* **Task**:
Report the count of lines below in which the string "color" occurs; include nothing else.

#### Records to process ####

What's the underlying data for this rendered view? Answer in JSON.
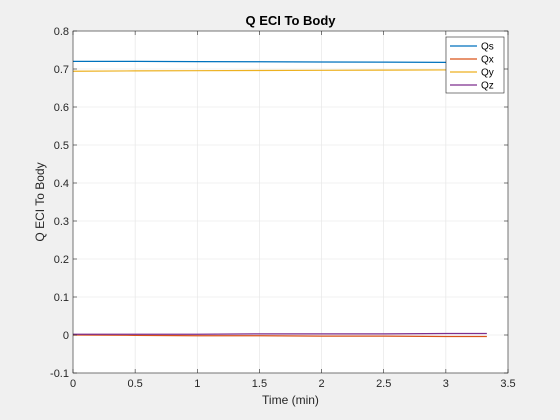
{
  "chart_data": {
    "type": "line",
    "title": "Q ECI To Body",
    "xlabel": "Time (min)",
    "ylabel": "Q ECI To Body",
    "xlim": [
      0,
      3.5
    ],
    "ylim": [
      -0.1,
      0.8
    ],
    "xticks": [
      0,
      0.5,
      1,
      1.5,
      2,
      2.5,
      3,
      3.5
    ],
    "xtick_labels": [
      "0",
      "0.5",
      "1",
      "1.5",
      "2",
      "2.5",
      "3",
      "3.5"
    ],
    "yticks": [
      -0.1,
      0,
      0.1,
      0.2,
      0.3,
      0.4,
      0.5,
      0.6,
      0.7,
      0.8
    ],
    "ytick_labels": [
      "-0.1",
      "0",
      "0.1",
      "0.2",
      "0.3",
      "0.4",
      "0.5",
      "0.6",
      "0.7",
      "0.8"
    ],
    "grid": true,
    "legend_position": "top-right",
    "series": [
      {
        "name": "Qs",
        "color": "#0072BD",
        "x": [
          0,
          0.5,
          1,
          1.5,
          2,
          2.5,
          3,
          3.33
        ],
        "y": [
          0.72,
          0.72,
          0.7195,
          0.719,
          0.7185,
          0.718,
          0.7175,
          0.717
        ]
      },
      {
        "name": "Qx",
        "color": "#D95319",
        "x": [
          0,
          0.5,
          1,
          1.5,
          2,
          2.5,
          3,
          3.33
        ],
        "y": [
          0.0,
          -0.001,
          -0.002,
          -0.002,
          -0.003,
          -0.003,
          -0.004,
          -0.004
        ]
      },
      {
        "name": "Qy",
        "color": "#EDB120",
        "x": [
          0,
          0.5,
          1,
          1.5,
          2,
          2.5,
          3,
          3.33
        ],
        "y": [
          0.694,
          0.695,
          0.6955,
          0.696,
          0.6965,
          0.697,
          0.6975,
          0.698
        ]
      },
      {
        "name": "Qz",
        "color": "#7E2F8E",
        "x": [
          0,
          0.5,
          1,
          1.5,
          2,
          2.5,
          3,
          3.33
        ],
        "y": [
          0.002,
          0.002,
          0.002,
          0.003,
          0.003,
          0.003,
          0.004,
          0.004
        ]
      }
    ]
  }
}
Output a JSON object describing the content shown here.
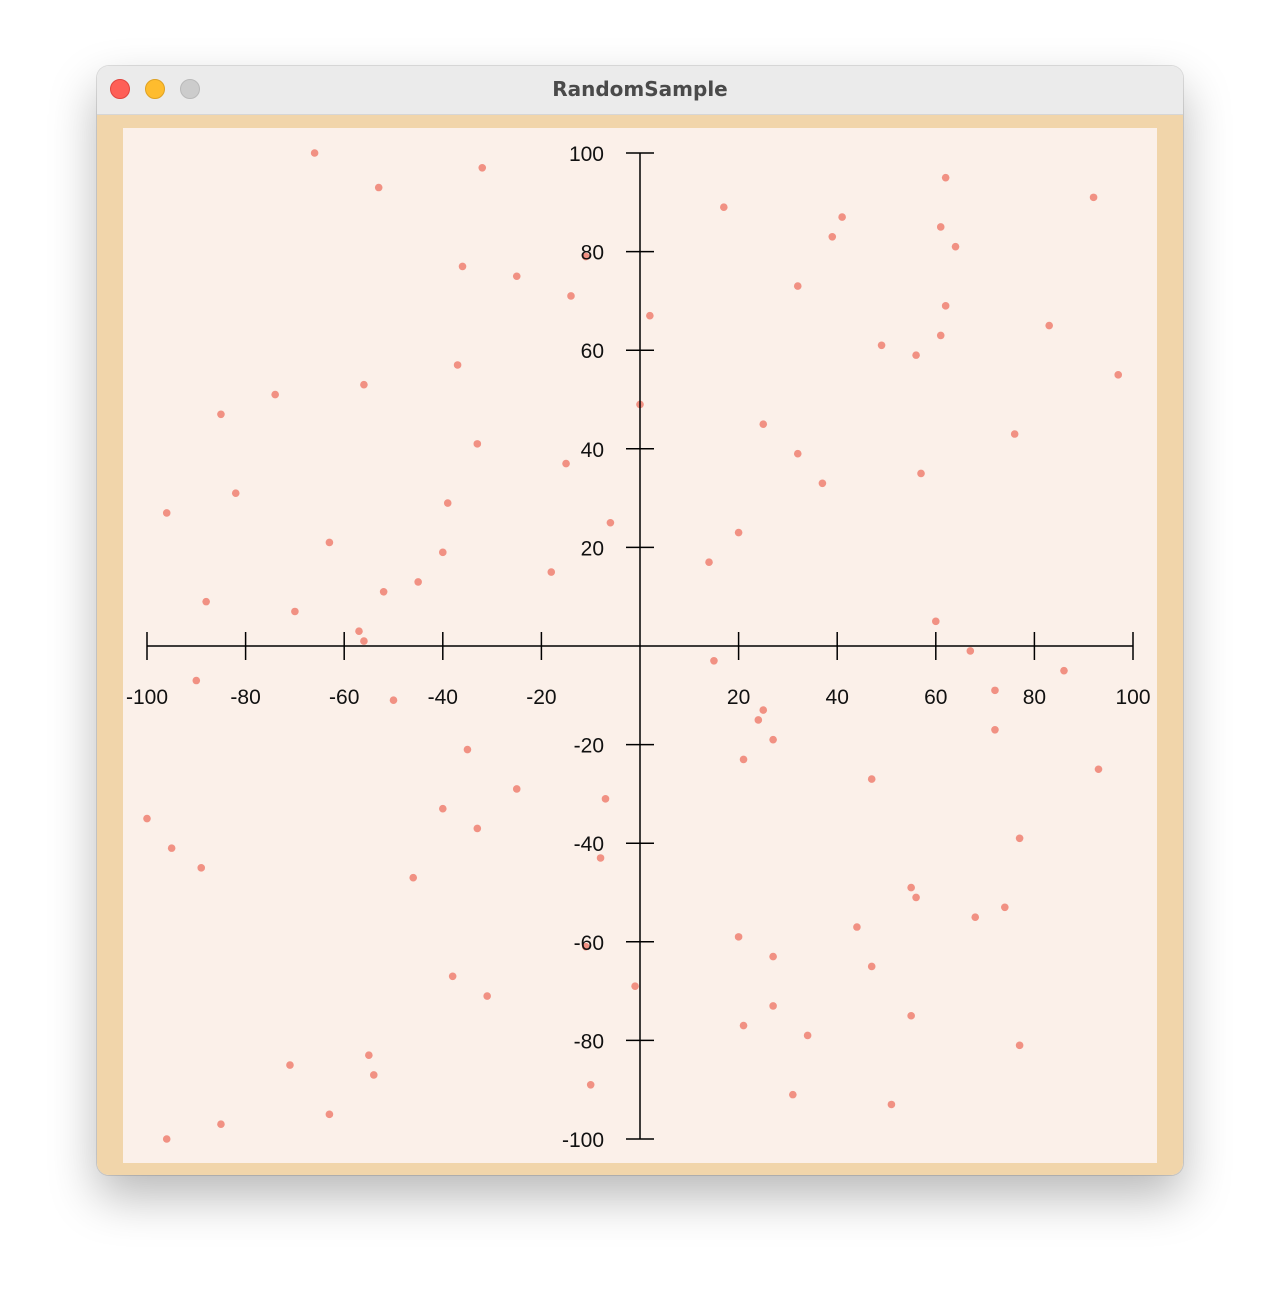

####

* **Output of the exercise**:
4